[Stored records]
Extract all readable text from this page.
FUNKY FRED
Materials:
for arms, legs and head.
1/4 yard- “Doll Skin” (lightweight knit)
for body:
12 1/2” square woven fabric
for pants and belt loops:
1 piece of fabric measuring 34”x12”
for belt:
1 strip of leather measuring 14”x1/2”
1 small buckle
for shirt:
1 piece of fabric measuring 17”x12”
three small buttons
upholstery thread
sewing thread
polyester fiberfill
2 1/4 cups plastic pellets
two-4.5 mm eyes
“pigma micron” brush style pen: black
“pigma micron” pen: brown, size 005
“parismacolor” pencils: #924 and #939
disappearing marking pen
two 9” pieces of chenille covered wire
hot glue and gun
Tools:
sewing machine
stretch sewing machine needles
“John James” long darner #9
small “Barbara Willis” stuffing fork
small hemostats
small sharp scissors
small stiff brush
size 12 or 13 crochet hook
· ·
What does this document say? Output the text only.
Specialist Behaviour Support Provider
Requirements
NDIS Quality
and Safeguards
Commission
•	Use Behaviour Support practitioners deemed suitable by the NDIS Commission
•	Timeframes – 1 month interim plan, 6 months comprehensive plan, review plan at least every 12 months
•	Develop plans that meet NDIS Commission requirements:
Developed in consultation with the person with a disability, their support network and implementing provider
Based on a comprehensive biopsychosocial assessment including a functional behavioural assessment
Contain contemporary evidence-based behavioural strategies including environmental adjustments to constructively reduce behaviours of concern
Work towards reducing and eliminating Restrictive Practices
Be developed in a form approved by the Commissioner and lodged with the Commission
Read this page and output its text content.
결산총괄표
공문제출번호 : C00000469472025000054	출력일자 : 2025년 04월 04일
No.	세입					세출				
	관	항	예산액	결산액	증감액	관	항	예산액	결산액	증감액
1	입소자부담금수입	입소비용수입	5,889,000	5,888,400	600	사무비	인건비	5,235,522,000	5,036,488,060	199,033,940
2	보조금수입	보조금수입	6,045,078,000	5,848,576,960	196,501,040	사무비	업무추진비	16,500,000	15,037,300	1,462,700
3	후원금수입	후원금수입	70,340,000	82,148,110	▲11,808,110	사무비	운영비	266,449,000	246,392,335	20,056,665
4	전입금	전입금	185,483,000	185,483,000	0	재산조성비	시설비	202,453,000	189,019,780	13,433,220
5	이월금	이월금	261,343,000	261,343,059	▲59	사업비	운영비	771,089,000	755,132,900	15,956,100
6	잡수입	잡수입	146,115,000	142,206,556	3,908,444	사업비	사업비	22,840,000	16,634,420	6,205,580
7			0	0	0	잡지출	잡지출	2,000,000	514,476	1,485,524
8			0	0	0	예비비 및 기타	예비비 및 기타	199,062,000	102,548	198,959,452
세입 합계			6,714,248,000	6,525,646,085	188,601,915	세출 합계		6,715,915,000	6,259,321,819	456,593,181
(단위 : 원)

- Set exercise
Above are the records; retype every one exactly.

- Result for this task
Extract all readable text from this page.
FUNKY FRED
Materials:
for arms, legs and head.
1/4 yard- “Doll Skin” (lightweight knit)
for body:
12 1/2” square woven fabric
for pants and belt loops:
1 piece of fabric measuring 34”x12”
for belt:
1 strip of leather measuring 14”x1/2”
1 small buckle
for shirt:
1 piece of fabric measuring 17”x12”
three small buttons
upholstery thread
sewing thread
polyester fiberfill
2 1/4 cups plastic pellets
two-4.5 mm eyes
“pigma micron” brush style pen: black
“pigma micron” pen: brown, size 005
“parismacolor” pencils: #924 and #939
disappearing marking pen
two 9” pieces of chenille covered wire
hot glue and gun
Tools:
sewing machine
stretch sewing machine needles
“John James” long darner #9
small “Barbara Willis” stuffing fork
small hemostats
small sharp scissors
small stiff brush
size 12 or 13 crochet hook
· ·
What does this document say? Output the text only.
Specialist Behaviour Support Provider
Requirements
NDIS Quality
and Safeguards
Commission
•	Use Behaviour Support practitioners deemed suitable by the NDIS Commission
•	Timeframes – 1 month interim plan, 6 months comprehensive plan, review plan at least every 12 months
•	Develop plans that meet NDIS Commission requirements:
Developed in consultation with the person with a disability, their support network and implementing provider
Based on a comprehensive biopsychosocial assessment including a functional behavioural assessment
Contain contemporary evidence-based behavioural strategies including environmental adjustments to constructively reduce behaviours of concern
Work towards reducing and eliminating Restrictive Practices
Be developed in a form approved by the Commissioner and lodged with the Commission
Read this page and output its text content.
결산총괄표
공문제출번호 : C00000469472025000054	출력일자 : 2025년 04월 04일
No.	세입					세출				
	관	항	예산액	결산액	증감액	관	항	예산액	결산액	증감액
1	입소자부담금수입	입소비용수입	5,889,000	5,888,400	600	사무비	인건비	5,235,522,000	5,036,488,060	199,033,940
2	보조금수입	보조금수입	6,045,078,000	5,848,576,960	196,501,040	사무비	업무추진비	16,500,000	15,037,300	1,462,700
3	후원금수입	후원금수입	70,340,000	82,148,110	▲11,808,110	사무비	운영비	266,449,000	246,392,335	20,056,665
4	전입금	전입금	185,483,000	185,483,000	0	재산조성비	시설비	202,453,000	189,019,780	13,433,220
5	이월금	이월금	261,343,000	261,343,059	▲59	사업비	운영비	771,089,000	755,132,900	15,956,100
6	잡수입	잡수입	146,115,000	142,206,556	3,908,444	사업비	사업비	22,840,000	16,634,420	6,205,580
7			0	0	0	잡지출	잡지출	2,000,000	514,476	1,485,524
8			0	0	0	예비비 및 기타	예비비 및 기타	199,062,000	102,548	198,959,452
세입 합계			6,714,248,000	6,525,646,085	188,601,915	세출 합계		6,715,915,000	6,259,321,819	456,593,181
(단위 : 원)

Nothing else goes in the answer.